Aim — Hunt for the word "przedstawicieli" across the entries below, copying each line that holds it.

Available records —
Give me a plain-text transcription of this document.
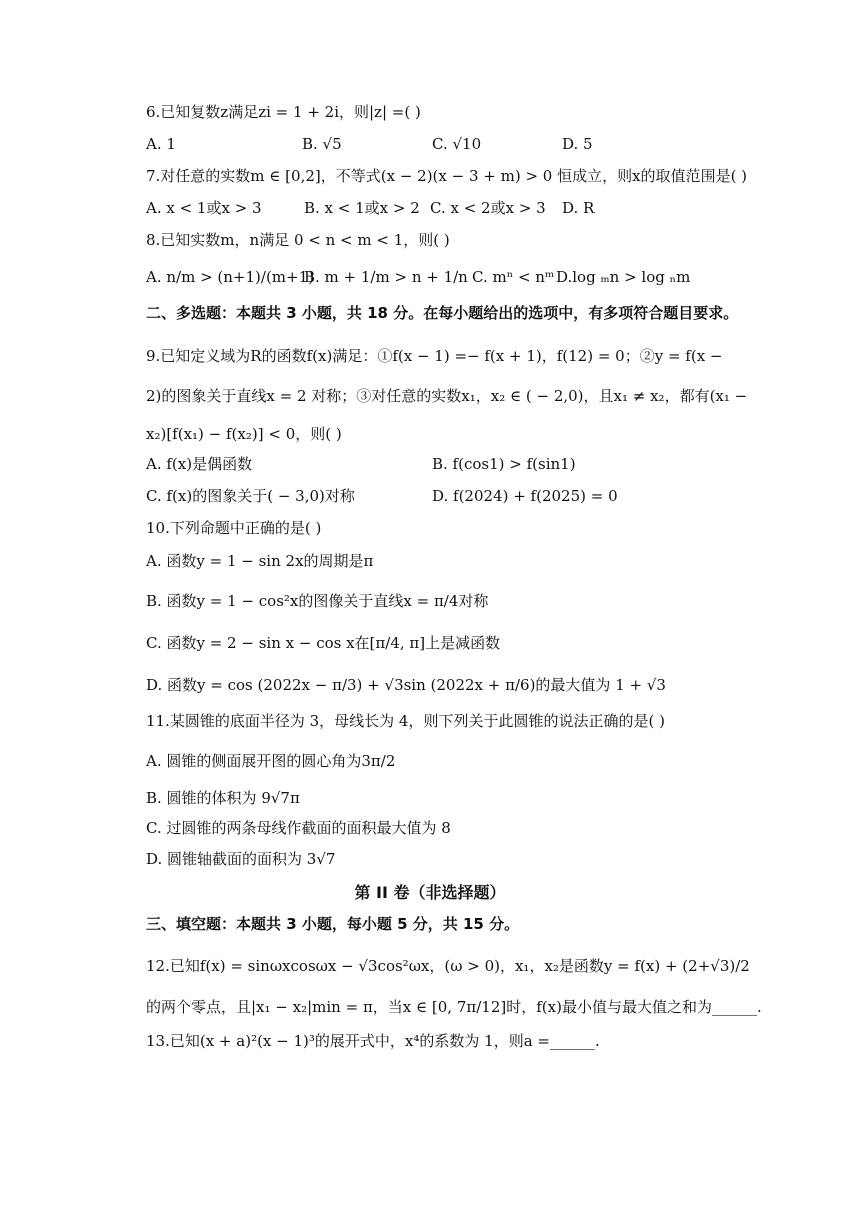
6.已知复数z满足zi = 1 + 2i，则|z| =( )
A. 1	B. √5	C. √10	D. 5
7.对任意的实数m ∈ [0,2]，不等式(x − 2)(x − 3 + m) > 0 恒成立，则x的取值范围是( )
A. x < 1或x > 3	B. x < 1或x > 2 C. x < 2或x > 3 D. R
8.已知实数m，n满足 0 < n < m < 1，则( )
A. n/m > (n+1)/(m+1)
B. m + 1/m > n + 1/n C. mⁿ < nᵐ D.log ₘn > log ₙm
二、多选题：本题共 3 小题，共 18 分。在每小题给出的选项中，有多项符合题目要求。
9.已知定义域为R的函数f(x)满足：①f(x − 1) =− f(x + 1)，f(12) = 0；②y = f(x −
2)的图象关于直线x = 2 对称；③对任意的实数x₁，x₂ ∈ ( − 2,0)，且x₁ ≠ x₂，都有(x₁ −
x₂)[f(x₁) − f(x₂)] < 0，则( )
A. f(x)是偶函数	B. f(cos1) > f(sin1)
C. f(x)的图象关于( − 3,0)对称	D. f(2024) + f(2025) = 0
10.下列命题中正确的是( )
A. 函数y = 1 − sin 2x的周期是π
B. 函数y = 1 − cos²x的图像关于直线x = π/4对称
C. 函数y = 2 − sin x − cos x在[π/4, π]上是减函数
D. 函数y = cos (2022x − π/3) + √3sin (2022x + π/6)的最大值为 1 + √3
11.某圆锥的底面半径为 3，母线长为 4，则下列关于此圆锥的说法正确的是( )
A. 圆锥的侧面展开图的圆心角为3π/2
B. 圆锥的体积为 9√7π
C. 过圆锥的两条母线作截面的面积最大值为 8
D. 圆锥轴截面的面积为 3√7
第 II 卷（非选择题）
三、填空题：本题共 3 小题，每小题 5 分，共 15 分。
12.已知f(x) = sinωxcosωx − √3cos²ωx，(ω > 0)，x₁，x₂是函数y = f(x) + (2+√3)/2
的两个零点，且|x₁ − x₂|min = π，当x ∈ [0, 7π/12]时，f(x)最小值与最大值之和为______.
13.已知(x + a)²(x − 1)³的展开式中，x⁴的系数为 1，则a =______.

--

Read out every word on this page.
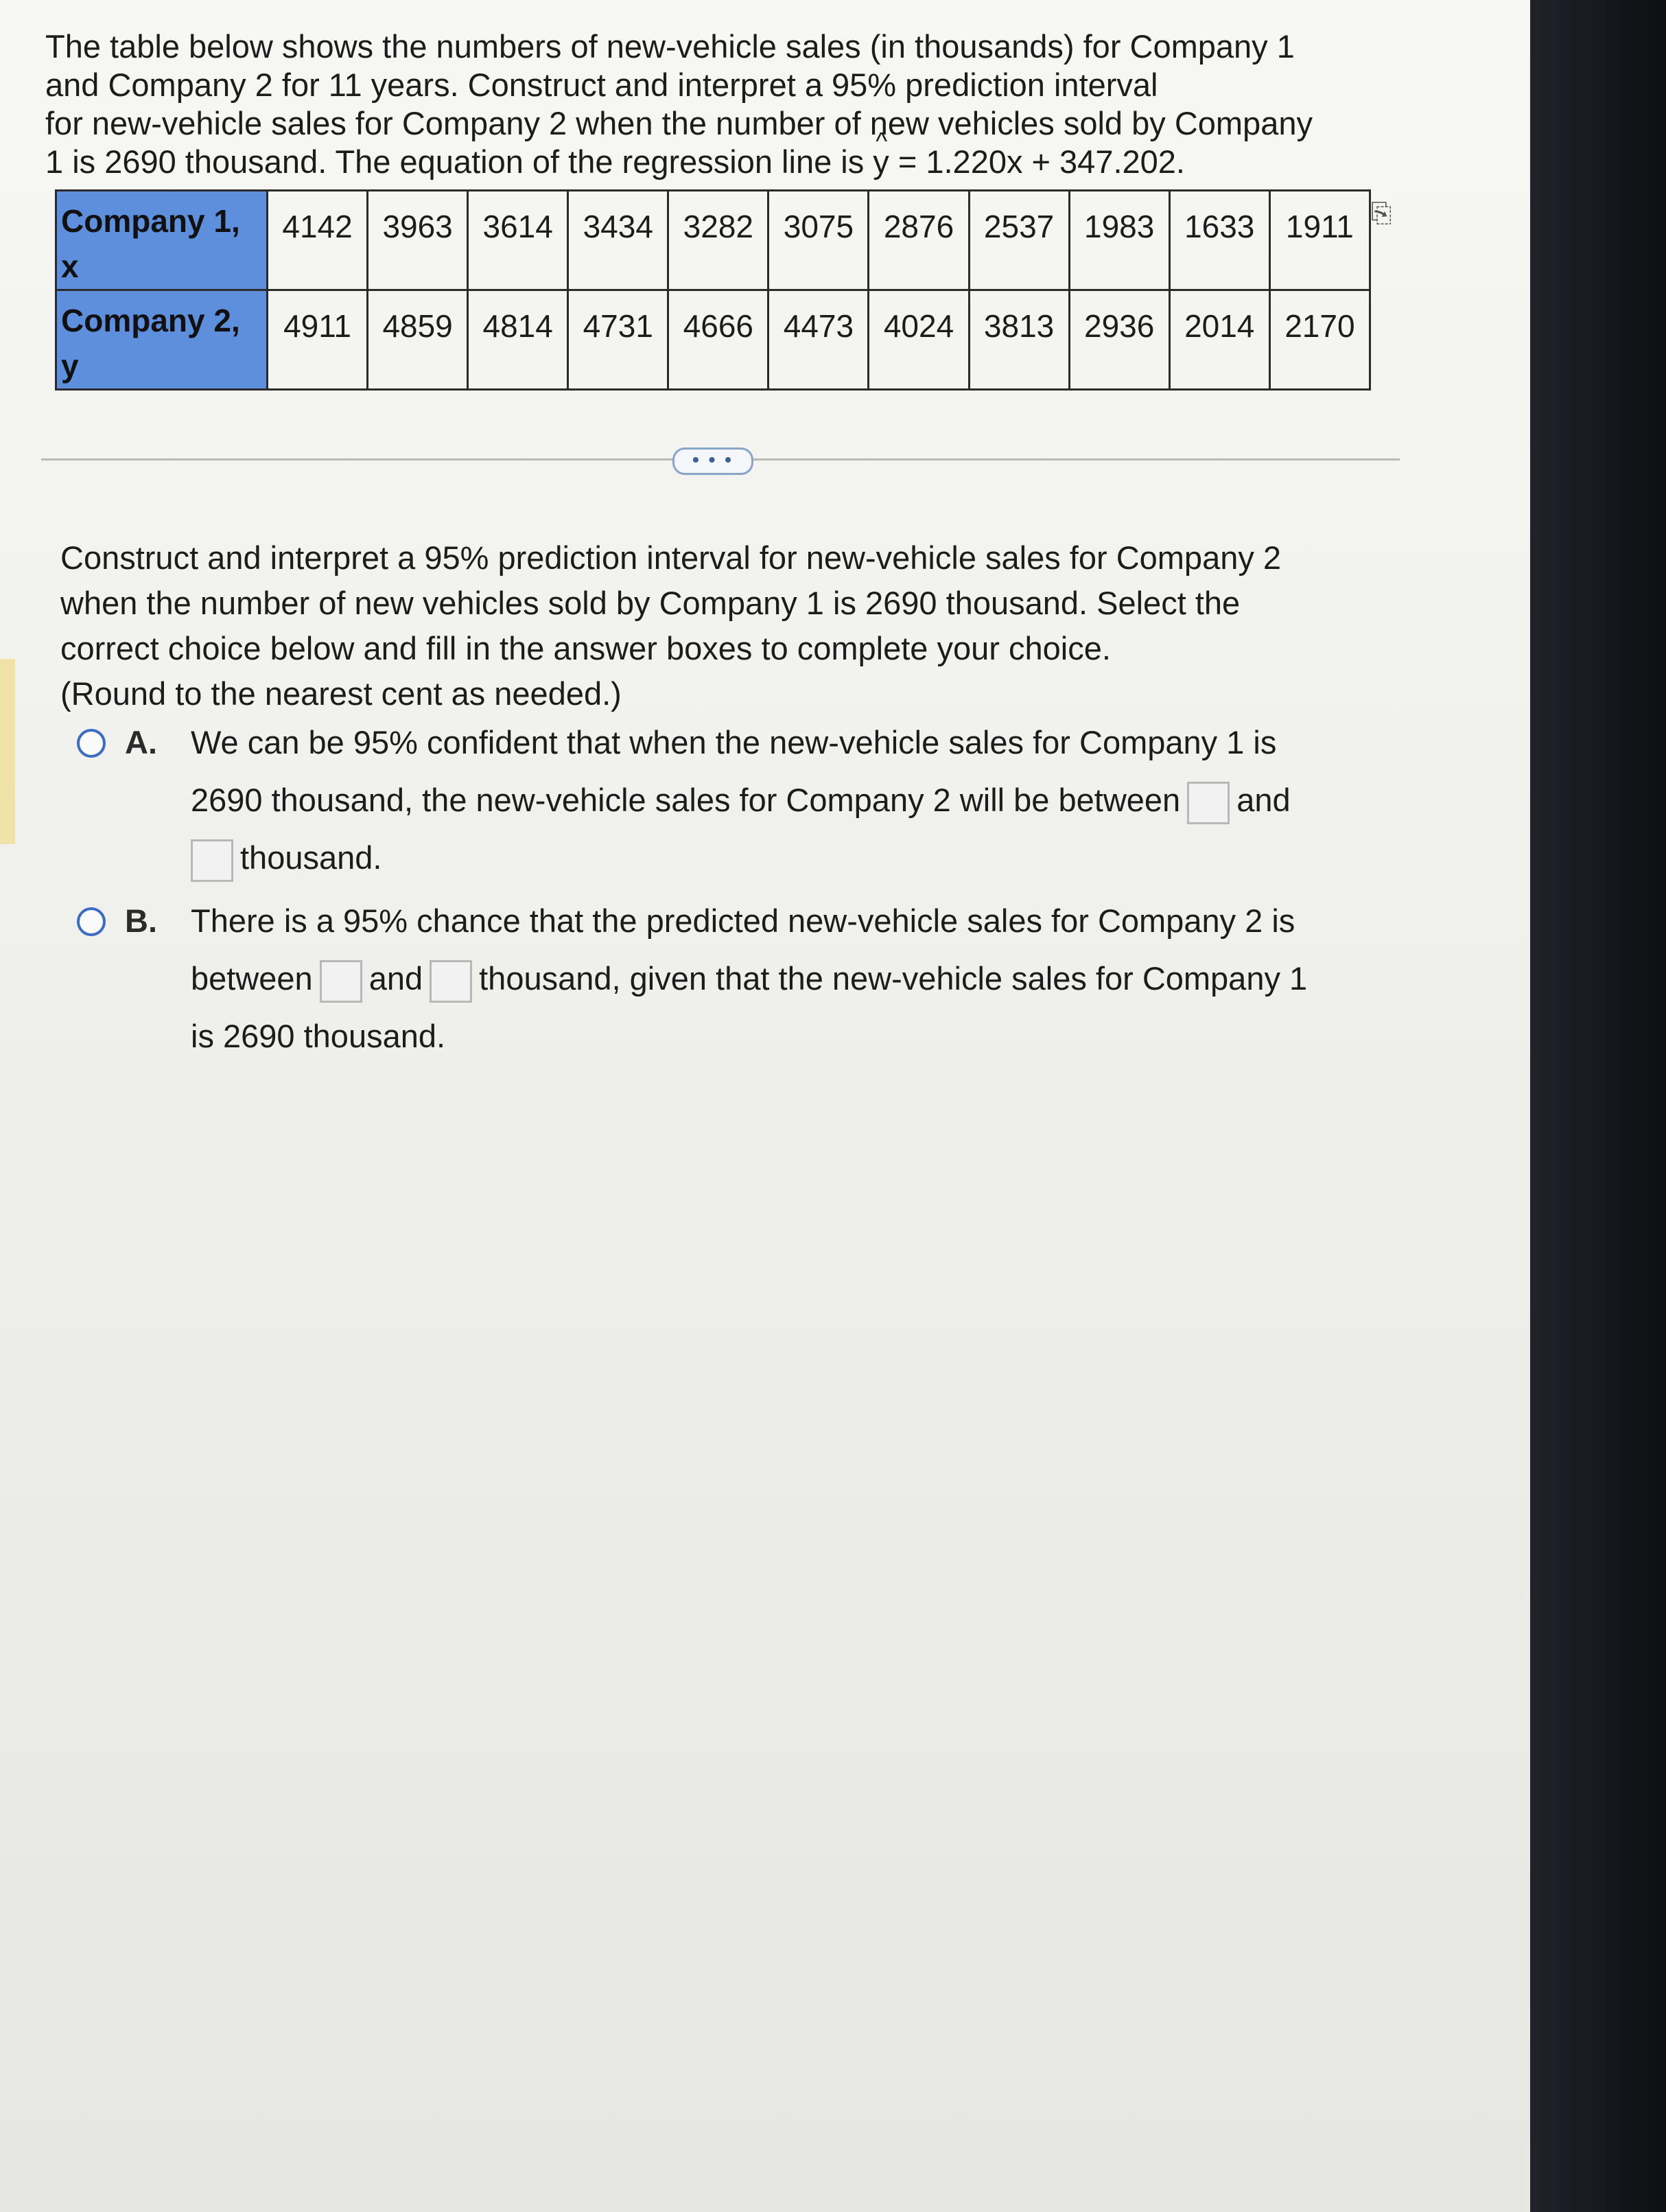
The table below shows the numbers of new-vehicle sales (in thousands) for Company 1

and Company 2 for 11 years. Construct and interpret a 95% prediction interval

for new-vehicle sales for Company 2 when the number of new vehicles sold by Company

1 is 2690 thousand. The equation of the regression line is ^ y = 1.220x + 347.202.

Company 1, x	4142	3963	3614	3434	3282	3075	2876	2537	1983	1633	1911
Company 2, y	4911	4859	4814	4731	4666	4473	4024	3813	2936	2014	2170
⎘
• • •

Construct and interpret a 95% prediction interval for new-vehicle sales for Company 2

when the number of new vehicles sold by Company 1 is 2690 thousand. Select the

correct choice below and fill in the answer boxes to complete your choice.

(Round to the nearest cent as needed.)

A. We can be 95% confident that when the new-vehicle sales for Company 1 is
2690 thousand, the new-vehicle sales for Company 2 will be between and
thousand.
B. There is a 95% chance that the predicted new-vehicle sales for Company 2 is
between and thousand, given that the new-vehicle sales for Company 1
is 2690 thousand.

* * *

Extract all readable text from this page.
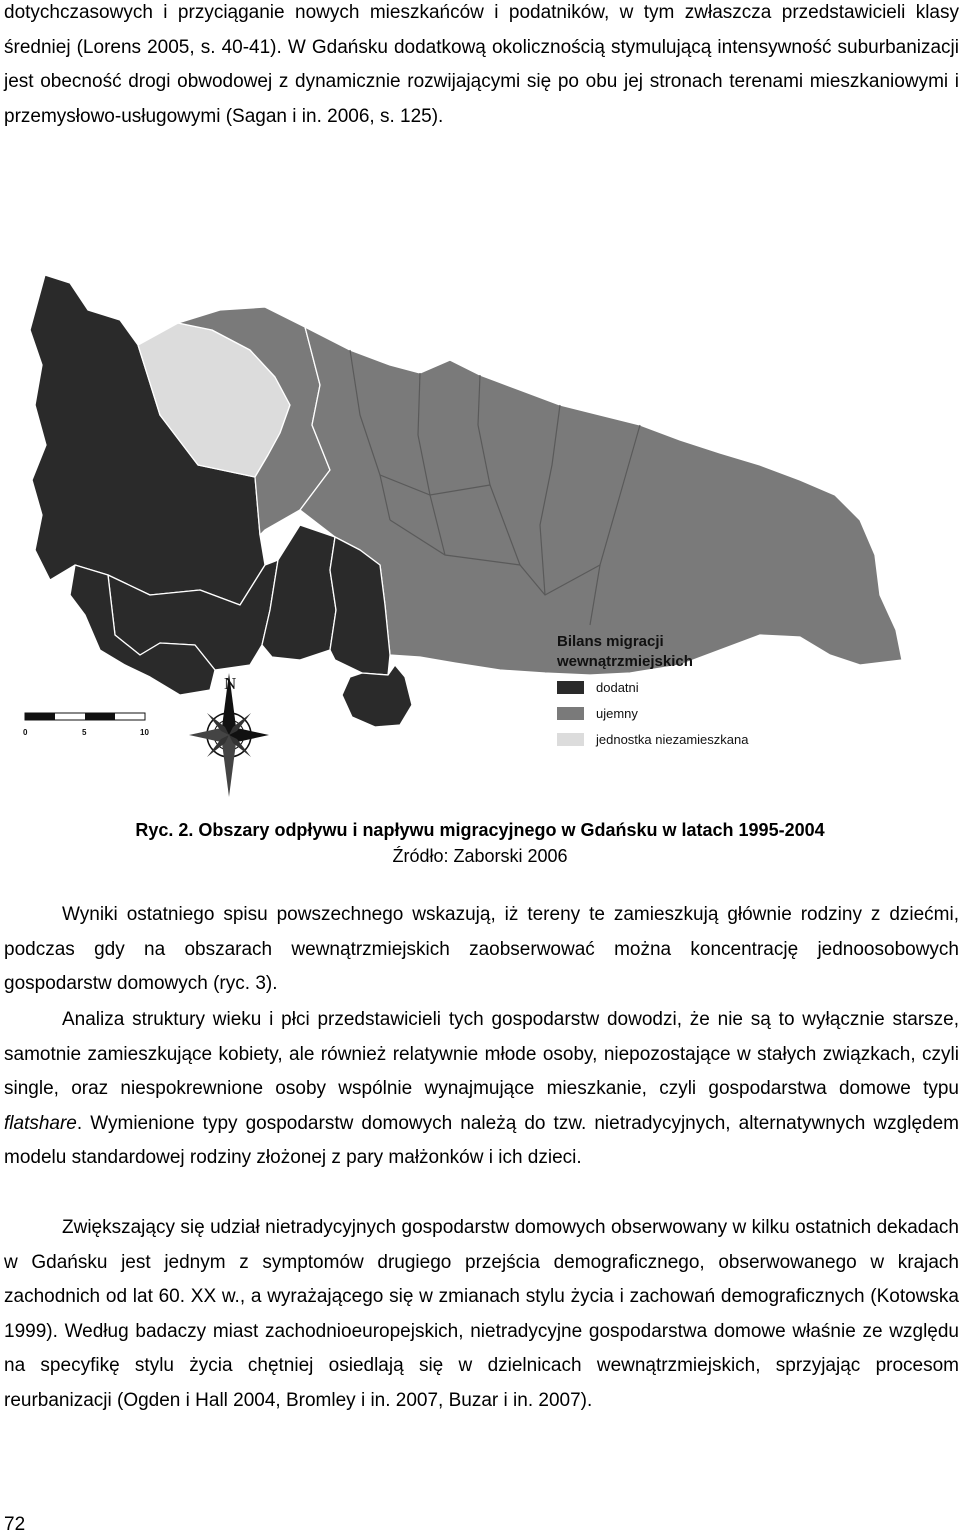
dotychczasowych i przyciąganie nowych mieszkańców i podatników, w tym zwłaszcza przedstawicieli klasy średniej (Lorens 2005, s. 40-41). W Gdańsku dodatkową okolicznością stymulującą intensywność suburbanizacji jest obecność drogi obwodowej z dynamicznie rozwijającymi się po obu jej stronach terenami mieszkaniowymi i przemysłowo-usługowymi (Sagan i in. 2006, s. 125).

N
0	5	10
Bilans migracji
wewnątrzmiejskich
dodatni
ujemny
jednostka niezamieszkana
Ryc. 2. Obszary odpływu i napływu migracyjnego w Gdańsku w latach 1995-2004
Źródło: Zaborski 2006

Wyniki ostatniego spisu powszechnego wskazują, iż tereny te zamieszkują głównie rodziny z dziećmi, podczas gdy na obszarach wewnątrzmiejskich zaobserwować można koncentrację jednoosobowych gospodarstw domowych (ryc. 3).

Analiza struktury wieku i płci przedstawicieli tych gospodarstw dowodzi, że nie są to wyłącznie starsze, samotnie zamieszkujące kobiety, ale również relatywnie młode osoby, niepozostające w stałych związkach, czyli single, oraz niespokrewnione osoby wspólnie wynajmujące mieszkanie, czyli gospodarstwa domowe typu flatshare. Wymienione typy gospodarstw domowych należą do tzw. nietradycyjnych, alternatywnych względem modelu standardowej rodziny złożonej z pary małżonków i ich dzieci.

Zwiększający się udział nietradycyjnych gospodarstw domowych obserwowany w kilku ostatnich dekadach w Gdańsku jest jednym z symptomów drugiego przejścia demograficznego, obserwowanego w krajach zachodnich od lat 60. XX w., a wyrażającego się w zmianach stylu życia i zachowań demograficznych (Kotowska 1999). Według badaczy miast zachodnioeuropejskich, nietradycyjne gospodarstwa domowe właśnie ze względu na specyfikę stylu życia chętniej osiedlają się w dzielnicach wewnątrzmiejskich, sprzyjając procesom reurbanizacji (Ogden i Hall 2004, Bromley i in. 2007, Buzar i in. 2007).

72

Full solution —
dotychczasowych i przyciąganie nowych mieszkańców i podatników, w tym zwłaszcza przedstawicieli klasy średniej (Lorens 2005, s. 40-41). W Gdańsku dodatkową okolicznością stymulującą intensywność suburbanizacji jest obecność drogi obwodowej z dynamicznie rozwijającymi się po obu jej stronach terenami mieszkaniowymi i przemysłowo-usługowymi (Sagan i in. 2006, s. 125).
Analiza struktury wieku i płci przedstawicieli tych gospodarstw dowodzi, że nie są to wyłącznie starsze, samotnie zamieszkujące kobiety, ale również relatywnie młode osoby, niepozostające w stałych związkach, czyli single, oraz niespokrewnione osoby wspólnie wynajmujące mieszkanie, czyli gospodarstwa domowe typu flatshare. Wymienione typy gospodarstw domowych należą do tzw. nietradycyjnych, alternatywnych względem modelu standardowej rodziny złożonej z pary małżonków i ich dzieci.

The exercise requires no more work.